EXERCISE DIRECTIONS:
Lay out the lines from the one containing "y-tick-label: Intégration à" through the one containing "x-tick-label: 50: [550, 464, 562, 471]" as a Markdown table with the columns Row and Line, one numbered row per line and no blank lines.

Records from a data collection:
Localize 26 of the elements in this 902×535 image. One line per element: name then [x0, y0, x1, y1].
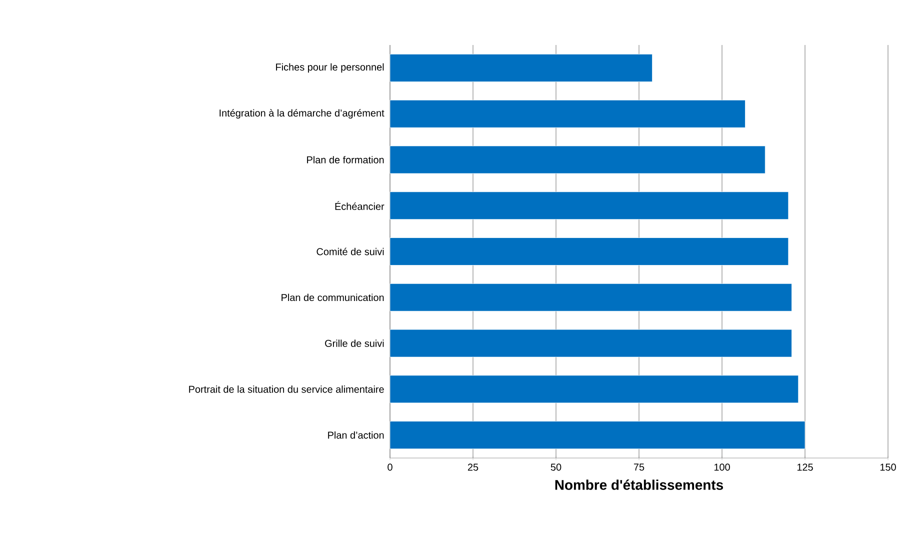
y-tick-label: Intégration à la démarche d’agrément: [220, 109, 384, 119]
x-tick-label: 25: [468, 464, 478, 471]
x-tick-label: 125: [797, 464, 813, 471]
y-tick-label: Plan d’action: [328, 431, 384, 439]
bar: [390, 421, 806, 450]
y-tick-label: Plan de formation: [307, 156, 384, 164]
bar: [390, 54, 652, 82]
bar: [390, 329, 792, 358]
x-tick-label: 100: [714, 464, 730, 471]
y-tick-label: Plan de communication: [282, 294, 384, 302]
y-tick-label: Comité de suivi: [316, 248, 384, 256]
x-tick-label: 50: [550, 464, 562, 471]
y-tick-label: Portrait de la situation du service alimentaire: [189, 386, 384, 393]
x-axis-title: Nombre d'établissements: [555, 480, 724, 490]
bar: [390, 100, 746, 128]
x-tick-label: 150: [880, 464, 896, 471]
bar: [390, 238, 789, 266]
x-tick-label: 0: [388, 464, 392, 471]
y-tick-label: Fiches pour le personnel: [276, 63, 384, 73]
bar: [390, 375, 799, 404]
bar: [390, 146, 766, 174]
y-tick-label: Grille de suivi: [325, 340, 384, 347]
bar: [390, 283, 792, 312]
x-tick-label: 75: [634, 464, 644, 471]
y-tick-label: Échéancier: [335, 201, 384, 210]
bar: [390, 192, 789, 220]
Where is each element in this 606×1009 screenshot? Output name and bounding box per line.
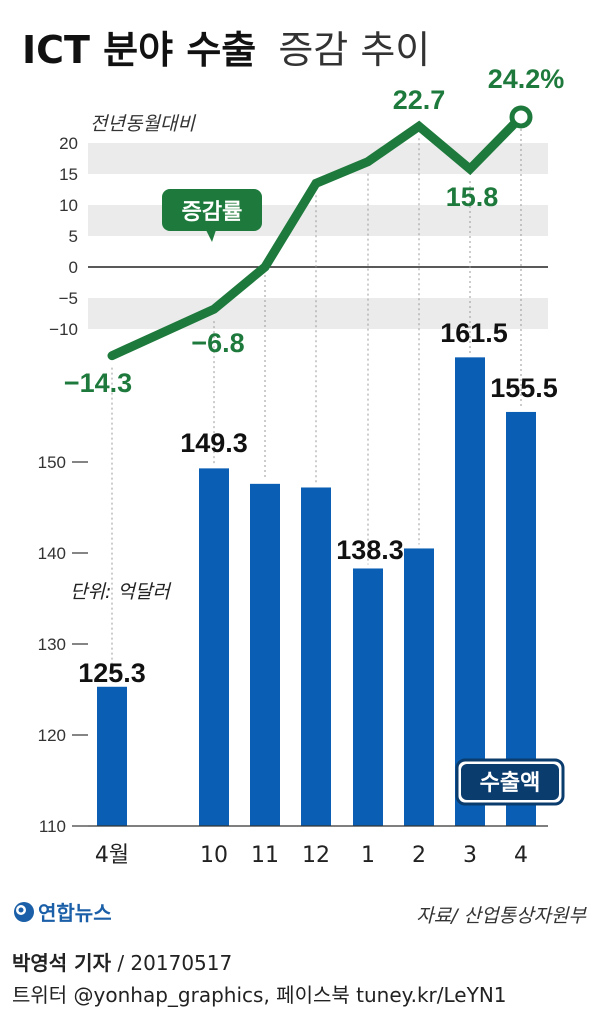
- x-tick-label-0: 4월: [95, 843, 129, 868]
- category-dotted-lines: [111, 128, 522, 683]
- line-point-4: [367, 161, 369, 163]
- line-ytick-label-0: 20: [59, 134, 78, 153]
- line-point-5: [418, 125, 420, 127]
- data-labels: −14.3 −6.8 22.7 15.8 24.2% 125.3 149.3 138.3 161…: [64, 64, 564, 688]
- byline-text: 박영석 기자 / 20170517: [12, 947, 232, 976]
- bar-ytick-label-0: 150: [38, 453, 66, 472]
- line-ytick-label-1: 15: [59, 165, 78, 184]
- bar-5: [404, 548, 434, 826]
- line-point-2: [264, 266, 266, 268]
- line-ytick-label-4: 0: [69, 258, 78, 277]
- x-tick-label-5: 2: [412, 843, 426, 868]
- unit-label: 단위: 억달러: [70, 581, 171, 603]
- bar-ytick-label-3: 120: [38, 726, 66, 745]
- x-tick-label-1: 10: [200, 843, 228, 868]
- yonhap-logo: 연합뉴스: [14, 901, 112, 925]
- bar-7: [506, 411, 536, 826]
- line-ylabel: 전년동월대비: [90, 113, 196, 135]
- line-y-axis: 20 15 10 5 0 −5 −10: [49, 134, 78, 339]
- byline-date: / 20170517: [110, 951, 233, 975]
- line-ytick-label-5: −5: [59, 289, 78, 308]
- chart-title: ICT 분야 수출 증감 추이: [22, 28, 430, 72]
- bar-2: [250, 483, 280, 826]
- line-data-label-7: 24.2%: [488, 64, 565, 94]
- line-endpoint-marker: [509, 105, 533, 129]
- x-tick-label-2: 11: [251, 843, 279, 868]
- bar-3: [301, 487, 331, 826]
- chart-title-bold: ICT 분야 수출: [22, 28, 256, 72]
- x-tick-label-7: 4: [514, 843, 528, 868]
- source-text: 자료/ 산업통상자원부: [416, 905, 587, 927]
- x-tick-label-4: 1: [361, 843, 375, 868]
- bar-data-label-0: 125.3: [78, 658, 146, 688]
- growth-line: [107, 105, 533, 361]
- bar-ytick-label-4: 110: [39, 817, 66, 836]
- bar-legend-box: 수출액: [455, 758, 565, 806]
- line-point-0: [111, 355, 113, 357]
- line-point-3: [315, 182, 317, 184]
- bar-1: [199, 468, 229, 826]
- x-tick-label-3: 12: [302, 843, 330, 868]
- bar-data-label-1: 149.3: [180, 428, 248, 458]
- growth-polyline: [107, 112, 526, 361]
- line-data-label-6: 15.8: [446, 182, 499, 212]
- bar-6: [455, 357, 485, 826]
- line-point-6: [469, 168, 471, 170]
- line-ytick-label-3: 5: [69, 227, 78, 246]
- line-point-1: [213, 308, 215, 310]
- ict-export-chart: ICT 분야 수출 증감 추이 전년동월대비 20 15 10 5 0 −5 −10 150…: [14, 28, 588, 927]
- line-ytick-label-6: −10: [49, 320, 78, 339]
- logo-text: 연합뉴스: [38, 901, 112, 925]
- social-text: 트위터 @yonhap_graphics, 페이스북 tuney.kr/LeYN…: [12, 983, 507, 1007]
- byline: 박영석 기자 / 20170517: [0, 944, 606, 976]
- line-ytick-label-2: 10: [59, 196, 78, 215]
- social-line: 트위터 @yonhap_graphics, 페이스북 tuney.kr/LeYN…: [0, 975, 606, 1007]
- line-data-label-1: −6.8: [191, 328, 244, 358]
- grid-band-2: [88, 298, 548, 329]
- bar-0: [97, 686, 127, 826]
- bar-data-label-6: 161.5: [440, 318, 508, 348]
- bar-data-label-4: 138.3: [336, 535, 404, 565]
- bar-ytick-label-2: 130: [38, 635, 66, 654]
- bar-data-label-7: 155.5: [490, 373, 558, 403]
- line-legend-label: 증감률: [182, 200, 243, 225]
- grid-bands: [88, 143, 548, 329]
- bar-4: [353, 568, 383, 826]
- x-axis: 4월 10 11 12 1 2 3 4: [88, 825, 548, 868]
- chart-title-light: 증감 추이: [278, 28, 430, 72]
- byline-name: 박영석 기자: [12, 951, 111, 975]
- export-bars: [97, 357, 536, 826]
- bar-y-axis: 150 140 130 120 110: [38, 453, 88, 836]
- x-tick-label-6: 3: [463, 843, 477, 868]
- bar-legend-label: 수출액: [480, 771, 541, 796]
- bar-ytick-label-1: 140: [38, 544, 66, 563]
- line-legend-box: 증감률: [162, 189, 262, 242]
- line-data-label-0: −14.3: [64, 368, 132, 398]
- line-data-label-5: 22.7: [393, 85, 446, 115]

FULL ANSWER:
| Row | Line |
|---|---|
| 1 | y-tick-label: Intégration à la démarche d’agrément: [220, 109, 384, 119] |
| 2 | x-tick-label: 25: [468, 464, 478, 471] |
| 3 | x-tick-label: 125: [797, 464, 813, 471] |
| 4 | y-tick-label: Plan d’action: [328, 431, 384, 439] |
| 5 | bar: [390, 421, 806, 450] |
| 6 | y-tick-label: Plan de formation: [307, 156, 384, 164] |
| 7 | bar: [390, 54, 652, 82] |
| 8 | bar: [390, 329, 792, 358] |
| 9 | x-tick-label: 100: [714, 464, 730, 471] |
| 10 | y-tick-label: Plan de communication: [282, 294, 384, 302] |
| 11 | y-tick-label: Comité de suivi: [316, 248, 384, 256] |
| 12 | x-tick-label: 50: [550, 464, 562, 471] |